What is needed: Check each line for the string "Change", then give only how many lines have it.

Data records
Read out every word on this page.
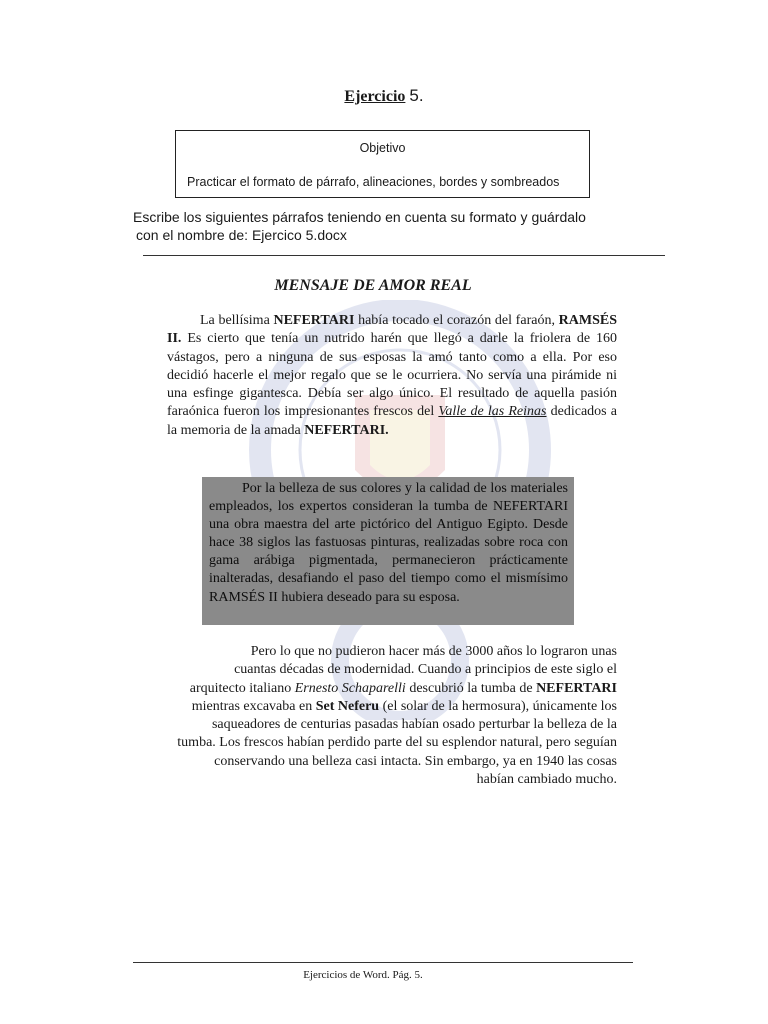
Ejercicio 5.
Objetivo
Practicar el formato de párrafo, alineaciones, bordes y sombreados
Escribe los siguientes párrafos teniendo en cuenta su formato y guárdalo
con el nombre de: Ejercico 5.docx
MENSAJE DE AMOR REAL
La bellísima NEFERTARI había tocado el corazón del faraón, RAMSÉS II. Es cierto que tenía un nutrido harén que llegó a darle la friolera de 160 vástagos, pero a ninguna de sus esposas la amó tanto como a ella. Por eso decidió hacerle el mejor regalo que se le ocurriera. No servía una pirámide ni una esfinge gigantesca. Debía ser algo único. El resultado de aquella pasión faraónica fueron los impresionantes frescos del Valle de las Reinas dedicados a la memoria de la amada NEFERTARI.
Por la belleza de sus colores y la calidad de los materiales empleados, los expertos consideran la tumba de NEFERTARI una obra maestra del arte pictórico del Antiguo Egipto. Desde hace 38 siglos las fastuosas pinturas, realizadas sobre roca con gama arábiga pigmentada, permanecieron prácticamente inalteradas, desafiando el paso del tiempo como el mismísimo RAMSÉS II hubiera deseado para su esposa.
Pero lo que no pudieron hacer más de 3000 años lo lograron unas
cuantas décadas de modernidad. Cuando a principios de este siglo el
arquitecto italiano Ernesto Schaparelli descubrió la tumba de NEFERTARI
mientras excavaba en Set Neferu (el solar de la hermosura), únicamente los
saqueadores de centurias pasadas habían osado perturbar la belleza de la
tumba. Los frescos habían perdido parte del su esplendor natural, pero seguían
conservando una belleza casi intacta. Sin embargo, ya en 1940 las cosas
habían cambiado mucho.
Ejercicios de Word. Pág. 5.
--
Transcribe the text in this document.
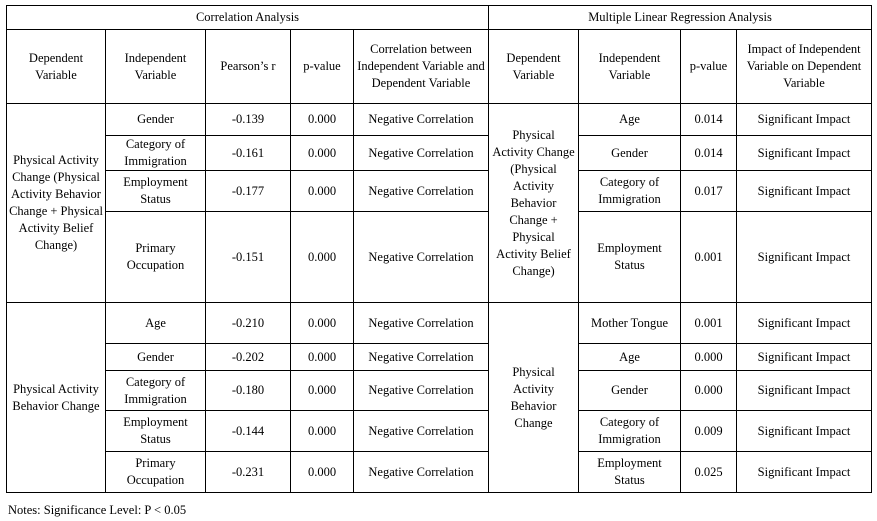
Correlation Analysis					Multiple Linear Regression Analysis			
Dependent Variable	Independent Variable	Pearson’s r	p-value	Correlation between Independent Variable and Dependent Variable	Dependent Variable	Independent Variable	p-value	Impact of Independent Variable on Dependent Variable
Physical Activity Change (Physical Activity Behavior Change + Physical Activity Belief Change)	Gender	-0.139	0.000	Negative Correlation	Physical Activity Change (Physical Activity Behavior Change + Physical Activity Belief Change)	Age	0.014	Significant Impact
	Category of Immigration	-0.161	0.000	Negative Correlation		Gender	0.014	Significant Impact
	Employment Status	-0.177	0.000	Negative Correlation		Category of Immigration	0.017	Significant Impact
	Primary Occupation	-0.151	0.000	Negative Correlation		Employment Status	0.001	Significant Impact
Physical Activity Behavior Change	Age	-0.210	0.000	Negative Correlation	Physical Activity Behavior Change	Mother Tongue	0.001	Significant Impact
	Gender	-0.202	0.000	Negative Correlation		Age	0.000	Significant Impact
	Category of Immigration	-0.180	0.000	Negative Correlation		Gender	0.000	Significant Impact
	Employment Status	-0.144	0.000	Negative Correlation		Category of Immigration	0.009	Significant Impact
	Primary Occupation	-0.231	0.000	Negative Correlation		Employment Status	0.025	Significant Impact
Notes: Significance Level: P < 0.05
--
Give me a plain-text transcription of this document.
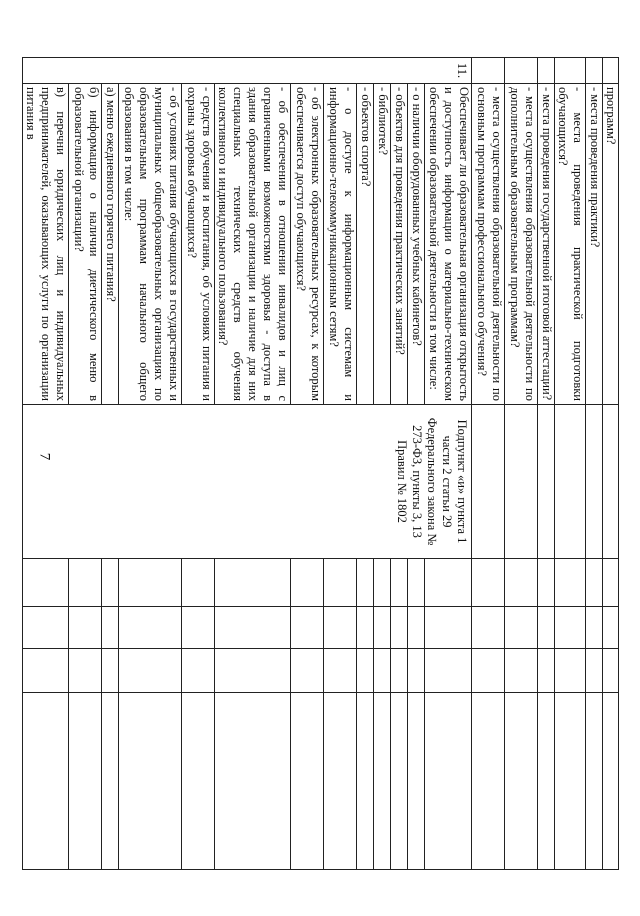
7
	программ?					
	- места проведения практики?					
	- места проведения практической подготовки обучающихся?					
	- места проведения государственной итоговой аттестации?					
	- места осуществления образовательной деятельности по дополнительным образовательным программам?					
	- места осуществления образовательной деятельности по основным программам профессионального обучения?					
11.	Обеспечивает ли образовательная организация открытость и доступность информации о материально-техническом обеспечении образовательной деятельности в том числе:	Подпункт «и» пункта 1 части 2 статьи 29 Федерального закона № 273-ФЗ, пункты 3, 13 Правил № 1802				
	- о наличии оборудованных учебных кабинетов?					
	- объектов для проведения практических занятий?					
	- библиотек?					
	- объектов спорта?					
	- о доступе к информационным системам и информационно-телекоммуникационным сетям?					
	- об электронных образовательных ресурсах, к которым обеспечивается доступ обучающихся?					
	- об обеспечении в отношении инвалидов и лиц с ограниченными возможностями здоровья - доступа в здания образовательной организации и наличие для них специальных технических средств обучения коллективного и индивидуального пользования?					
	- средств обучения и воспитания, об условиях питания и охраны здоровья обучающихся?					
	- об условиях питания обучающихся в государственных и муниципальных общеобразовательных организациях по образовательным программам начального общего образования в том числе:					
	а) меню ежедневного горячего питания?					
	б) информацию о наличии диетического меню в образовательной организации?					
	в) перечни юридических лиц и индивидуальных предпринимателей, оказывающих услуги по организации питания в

Result: 2